◆ Dataset items
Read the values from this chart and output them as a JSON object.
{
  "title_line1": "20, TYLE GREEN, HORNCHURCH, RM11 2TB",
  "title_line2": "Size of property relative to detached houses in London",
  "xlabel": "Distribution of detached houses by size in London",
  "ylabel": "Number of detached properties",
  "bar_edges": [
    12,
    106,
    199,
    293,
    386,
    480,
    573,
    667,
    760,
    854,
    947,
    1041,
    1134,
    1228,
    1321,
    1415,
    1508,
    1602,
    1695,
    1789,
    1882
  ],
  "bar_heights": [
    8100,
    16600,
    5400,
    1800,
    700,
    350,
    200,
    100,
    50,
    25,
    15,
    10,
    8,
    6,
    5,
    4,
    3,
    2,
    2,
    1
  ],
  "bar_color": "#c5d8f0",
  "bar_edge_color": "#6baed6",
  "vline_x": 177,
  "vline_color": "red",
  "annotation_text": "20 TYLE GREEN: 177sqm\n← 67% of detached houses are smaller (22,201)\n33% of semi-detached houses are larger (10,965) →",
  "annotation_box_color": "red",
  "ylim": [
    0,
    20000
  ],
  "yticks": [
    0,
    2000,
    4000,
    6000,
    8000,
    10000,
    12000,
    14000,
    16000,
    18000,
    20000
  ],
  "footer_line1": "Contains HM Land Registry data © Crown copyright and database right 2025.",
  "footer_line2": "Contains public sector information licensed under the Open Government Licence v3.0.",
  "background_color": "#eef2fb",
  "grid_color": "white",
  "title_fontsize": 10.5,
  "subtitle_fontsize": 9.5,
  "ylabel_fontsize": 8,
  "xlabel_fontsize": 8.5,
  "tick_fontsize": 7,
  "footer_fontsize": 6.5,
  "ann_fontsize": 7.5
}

◆ What to do
Set down all of the entries exactly, please.

◆ Result
Read the values from this chart and output them as a JSON object.
{
  "title_line1": "20, TYLE GREEN, HORNCHURCH, RM11 2TB",
  "title_line2": "Size of property relative to detached houses in London",
  "xlabel": "Distribution of detached houses by size in London",
  "ylabel": "Number of detached properties",
  "bar_edges": [
    12,
    106,
    199,
    293,
    386,
    480,
    573,
    667,
    760,
    854,
    947,
    1041,
    1134,
    1228,
    1321,
    1415,
    1508,
    1602,
    1695,
    1789,
    1882
  ],
  "bar_heights": [
    8100,
    16600,
    5400,
    1800,
    700,
    350,
    200,
    100,
    50,
    25,
    15,
    10,
    8,
    6,
    5,
    4,
    3,
    2,
    2,
    1
  ],
  "bar_color": "#c5d8f0",
  "bar_edge_color": "#6baed6",
  "vline_x": 177,
  "vline_color": "red",
  "annotation_text": "20 TYLE GREEN: 177sqm\n← 67% of detached houses are smaller (22,201)\n33% of semi-detached houses are larger (10,965) →",
  "annotation_box_color": "red",
  "ylim": [
    0,
    20000
  ],
  "yticks": [
    0,
    2000,
    4000,
    6000,
    8000,
    10000,
    12000,
    14000,
    16000,
    18000,
    20000
  ],
  "footer_line1": "Contains HM Land Registry data © Crown copyright and database right 2025.",
  "footer_line2": "Contains public sector information licensed under the Open Government Licence v3.0.",
  "background_color": "#eef2fb",
  "grid_color": "white",
  "title_fontsize": 10.5,
  "subtitle_fontsize": 9.5,
  "ylabel_fontsize": 8,
  "xlabel_fontsize": 8.5,
  "tick_fontsize": 7,
  "footer_fontsize": 6.5,
  "ann_fontsize": 7.5
}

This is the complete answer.